__THE REQUEST__
Copy out the listing below without any change, from its first line through the line that contains "thread-row[interactable]: Модераторам на". Include both of these lines and nothing after the second.

__DATASET ENTRIES__
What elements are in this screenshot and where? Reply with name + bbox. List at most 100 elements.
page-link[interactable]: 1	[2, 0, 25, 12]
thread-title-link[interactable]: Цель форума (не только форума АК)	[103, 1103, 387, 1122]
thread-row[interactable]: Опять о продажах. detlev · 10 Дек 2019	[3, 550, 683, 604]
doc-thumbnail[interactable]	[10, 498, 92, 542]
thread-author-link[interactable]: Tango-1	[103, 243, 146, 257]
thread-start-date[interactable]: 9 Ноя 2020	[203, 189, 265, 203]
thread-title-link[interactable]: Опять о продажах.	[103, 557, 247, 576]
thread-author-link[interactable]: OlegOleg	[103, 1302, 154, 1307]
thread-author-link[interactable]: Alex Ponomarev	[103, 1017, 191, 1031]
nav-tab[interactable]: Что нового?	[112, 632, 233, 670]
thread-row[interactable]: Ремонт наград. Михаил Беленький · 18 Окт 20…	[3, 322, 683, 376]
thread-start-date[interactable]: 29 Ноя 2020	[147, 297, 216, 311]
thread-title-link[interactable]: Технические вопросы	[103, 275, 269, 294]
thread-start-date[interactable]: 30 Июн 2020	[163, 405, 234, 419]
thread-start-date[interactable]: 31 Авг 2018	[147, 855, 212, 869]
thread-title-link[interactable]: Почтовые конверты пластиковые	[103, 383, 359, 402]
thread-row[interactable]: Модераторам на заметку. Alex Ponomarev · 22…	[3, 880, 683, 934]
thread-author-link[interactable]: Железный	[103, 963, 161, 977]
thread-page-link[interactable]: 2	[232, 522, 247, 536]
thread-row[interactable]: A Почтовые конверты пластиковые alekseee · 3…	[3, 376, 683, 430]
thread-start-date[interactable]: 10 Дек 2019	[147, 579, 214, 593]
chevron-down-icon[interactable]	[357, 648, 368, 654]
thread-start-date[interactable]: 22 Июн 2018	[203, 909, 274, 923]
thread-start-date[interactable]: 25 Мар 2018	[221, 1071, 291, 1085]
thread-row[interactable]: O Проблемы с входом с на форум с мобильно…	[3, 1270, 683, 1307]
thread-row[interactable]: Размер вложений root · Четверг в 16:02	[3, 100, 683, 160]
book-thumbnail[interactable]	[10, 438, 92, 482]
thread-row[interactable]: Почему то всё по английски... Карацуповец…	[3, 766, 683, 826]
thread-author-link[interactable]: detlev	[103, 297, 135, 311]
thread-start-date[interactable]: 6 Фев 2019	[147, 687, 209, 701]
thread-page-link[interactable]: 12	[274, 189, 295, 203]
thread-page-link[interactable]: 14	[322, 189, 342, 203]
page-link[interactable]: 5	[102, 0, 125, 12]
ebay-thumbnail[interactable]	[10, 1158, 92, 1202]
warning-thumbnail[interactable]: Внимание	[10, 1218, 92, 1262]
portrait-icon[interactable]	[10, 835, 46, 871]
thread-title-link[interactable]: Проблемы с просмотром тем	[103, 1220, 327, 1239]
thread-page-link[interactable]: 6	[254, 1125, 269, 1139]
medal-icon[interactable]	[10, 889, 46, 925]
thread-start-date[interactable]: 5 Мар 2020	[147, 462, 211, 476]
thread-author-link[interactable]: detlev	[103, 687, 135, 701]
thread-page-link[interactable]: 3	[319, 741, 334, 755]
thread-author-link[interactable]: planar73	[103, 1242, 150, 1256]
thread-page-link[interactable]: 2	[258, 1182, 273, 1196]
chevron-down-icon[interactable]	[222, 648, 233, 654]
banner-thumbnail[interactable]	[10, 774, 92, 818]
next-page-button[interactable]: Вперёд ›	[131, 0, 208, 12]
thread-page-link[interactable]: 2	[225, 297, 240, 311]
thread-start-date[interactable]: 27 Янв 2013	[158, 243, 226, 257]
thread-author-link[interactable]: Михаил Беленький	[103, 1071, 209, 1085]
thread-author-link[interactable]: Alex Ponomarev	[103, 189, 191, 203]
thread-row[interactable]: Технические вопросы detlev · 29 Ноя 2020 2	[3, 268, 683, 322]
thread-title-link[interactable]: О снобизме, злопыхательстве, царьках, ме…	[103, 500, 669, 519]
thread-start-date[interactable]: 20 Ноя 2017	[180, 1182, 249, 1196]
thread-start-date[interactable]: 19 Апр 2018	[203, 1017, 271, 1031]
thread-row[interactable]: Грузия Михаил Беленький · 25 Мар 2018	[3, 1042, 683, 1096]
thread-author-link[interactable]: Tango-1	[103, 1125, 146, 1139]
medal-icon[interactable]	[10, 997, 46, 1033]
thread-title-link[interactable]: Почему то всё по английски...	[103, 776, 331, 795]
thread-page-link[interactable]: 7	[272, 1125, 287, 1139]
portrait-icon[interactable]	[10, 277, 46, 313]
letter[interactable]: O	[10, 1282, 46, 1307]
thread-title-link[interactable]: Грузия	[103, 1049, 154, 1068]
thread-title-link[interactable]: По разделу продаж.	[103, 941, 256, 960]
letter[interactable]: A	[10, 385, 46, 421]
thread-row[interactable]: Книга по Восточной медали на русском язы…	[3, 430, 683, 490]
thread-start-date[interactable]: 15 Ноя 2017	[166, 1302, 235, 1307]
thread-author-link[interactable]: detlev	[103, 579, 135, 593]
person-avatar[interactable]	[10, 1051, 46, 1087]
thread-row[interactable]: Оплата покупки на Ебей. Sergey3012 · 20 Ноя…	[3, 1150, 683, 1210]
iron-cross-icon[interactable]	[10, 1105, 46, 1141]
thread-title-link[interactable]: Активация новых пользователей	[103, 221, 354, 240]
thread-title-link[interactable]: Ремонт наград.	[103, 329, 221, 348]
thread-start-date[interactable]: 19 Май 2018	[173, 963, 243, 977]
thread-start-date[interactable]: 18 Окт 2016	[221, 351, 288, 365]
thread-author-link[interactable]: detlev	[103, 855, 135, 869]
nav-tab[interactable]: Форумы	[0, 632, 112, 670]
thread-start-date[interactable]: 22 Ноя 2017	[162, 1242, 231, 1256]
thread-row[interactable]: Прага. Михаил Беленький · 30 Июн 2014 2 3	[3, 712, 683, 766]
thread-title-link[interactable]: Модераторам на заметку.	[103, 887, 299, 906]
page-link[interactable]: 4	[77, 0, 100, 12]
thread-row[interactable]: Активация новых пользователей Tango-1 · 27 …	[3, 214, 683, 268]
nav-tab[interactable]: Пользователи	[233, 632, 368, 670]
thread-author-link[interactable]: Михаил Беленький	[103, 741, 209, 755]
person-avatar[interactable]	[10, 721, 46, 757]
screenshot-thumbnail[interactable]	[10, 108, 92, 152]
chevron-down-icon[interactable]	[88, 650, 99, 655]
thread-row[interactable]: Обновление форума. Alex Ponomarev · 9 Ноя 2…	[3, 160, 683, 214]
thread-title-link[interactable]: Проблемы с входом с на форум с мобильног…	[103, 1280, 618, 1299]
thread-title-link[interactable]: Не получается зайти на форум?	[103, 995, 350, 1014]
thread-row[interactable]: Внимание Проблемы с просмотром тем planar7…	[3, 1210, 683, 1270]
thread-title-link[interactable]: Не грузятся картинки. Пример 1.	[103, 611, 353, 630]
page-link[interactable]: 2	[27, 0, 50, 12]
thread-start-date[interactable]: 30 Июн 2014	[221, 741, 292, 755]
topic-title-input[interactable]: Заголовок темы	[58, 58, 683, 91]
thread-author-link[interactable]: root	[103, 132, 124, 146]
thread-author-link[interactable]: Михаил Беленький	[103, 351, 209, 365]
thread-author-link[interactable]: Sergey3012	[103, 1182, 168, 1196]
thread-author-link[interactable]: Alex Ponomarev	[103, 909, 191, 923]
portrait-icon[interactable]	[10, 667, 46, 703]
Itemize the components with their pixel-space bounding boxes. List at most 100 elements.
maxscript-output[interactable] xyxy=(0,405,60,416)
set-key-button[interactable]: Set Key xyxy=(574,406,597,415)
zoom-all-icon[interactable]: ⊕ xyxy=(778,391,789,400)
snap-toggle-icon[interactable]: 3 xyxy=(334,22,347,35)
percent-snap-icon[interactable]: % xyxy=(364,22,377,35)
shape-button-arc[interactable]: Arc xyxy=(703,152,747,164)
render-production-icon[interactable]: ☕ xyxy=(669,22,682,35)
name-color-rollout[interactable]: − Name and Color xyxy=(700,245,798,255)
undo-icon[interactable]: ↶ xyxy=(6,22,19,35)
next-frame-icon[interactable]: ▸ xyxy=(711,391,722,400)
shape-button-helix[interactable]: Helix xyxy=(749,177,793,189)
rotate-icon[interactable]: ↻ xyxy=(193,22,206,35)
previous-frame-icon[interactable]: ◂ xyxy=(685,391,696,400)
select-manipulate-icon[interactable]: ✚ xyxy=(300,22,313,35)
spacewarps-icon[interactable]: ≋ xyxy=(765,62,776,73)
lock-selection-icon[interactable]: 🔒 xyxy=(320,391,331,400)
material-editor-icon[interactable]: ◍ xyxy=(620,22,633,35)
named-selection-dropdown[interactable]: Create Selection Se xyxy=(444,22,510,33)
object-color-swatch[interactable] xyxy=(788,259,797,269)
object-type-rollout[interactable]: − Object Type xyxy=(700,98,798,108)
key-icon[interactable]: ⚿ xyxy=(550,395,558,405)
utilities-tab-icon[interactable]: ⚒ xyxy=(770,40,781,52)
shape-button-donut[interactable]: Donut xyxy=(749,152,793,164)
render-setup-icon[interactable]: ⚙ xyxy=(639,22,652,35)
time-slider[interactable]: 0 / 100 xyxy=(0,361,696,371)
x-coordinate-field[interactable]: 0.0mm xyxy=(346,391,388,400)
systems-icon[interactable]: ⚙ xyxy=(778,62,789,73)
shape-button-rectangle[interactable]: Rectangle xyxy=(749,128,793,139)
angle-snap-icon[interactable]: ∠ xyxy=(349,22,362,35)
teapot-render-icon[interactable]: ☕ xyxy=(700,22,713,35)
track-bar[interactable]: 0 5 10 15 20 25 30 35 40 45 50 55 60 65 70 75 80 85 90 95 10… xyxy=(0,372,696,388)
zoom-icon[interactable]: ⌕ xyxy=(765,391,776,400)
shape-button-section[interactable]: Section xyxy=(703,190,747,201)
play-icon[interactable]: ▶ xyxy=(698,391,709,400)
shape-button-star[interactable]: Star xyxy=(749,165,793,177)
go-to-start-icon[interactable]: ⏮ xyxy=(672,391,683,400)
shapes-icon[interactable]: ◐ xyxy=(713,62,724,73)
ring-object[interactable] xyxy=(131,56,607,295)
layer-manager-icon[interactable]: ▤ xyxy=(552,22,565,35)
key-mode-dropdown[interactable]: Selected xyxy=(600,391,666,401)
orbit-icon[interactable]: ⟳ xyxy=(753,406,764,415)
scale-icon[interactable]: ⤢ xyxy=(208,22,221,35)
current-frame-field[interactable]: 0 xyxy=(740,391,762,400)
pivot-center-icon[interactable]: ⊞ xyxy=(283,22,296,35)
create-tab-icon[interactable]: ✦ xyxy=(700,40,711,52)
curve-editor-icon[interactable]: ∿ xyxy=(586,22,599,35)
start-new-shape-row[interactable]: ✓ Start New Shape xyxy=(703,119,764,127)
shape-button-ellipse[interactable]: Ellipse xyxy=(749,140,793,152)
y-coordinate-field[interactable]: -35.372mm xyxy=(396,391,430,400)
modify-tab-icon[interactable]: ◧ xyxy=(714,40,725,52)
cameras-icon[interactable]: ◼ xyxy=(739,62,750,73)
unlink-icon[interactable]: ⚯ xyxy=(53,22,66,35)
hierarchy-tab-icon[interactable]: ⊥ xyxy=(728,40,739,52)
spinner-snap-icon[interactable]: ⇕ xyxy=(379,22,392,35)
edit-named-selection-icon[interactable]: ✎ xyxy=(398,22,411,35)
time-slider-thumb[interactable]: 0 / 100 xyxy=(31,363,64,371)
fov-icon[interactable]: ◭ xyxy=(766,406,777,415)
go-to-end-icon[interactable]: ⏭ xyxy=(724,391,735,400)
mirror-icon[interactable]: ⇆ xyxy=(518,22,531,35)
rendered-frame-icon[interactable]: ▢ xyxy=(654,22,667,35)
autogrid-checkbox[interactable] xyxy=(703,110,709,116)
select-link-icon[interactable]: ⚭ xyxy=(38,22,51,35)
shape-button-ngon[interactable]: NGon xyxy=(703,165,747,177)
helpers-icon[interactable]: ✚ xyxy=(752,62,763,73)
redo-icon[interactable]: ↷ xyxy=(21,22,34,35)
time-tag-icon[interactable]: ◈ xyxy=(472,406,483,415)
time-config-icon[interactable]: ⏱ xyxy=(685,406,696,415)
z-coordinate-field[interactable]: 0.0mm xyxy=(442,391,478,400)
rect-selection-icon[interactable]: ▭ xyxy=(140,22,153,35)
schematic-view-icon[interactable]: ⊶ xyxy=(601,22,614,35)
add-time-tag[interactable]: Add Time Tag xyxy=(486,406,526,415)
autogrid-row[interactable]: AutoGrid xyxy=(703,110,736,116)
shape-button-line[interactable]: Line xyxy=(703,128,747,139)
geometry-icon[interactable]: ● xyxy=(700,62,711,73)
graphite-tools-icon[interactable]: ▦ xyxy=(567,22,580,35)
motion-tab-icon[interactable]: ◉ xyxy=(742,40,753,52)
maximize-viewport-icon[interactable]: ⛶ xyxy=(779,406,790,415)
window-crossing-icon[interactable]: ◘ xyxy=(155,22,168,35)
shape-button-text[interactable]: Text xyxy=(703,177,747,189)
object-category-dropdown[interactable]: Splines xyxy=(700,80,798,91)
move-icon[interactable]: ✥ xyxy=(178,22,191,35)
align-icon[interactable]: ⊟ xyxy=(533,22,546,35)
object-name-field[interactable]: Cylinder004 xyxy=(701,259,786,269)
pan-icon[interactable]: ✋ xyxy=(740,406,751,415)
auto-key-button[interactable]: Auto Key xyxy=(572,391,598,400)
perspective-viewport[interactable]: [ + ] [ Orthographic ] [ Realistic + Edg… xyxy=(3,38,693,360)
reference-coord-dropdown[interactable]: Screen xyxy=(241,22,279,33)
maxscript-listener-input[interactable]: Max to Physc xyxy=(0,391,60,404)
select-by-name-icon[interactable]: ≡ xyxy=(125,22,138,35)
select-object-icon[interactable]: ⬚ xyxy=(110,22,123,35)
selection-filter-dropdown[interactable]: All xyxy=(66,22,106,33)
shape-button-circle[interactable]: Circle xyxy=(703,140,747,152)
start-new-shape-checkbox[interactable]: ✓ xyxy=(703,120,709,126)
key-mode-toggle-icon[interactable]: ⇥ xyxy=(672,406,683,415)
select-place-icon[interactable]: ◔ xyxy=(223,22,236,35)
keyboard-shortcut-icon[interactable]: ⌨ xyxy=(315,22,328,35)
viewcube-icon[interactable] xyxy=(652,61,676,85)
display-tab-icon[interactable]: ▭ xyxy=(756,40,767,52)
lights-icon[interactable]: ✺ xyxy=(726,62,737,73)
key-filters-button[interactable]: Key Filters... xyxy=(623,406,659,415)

__TASK SOLUTION__
What elements are in this screenshot and where? Reply with name + bbox. List at most 100 elements.
page-link[interactable]: 1	[2, 0, 25, 12]
thread-title-link[interactable]: Цель форума (не только форума АК)	[103, 1103, 387, 1122]
thread-row[interactable]: Опять о продажах. detlev · 10 Дек 2019	[3, 550, 683, 604]
doc-thumbnail[interactable]	[10, 498, 92, 542]
thread-author-link[interactable]: Tango-1	[103, 243, 146, 257]
thread-start-date[interactable]: 9 Ноя 2020	[203, 189, 265, 203]
thread-title-link[interactable]: Опять о продажах.	[103, 557, 247, 576]
thread-author-link[interactable]: OlegOleg	[103, 1302, 154, 1307]
thread-author-link[interactable]: Alex Ponomarev	[103, 1017, 191, 1031]
nav-tab[interactable]: Что нового?	[112, 632, 233, 670]
thread-row[interactable]: Ремонт наград. Михаил Беленький · 18 Окт 20…	[3, 322, 683, 376]
thread-start-date[interactable]: 29 Ноя 2020	[147, 297, 216, 311]
thread-title-link[interactable]: Технические вопросы	[103, 275, 269, 294]
thread-start-date[interactable]: 30 Июн 2020	[163, 405, 234, 419]
thread-start-date[interactable]: 31 Авг 2018	[147, 855, 212, 869]
thread-title-link[interactable]: Почтовые конверты пластиковые	[103, 383, 359, 402]
thread-row[interactable]: Модераторам на заметку. Alex Ponomarev · 22…	[3, 880, 683, 934]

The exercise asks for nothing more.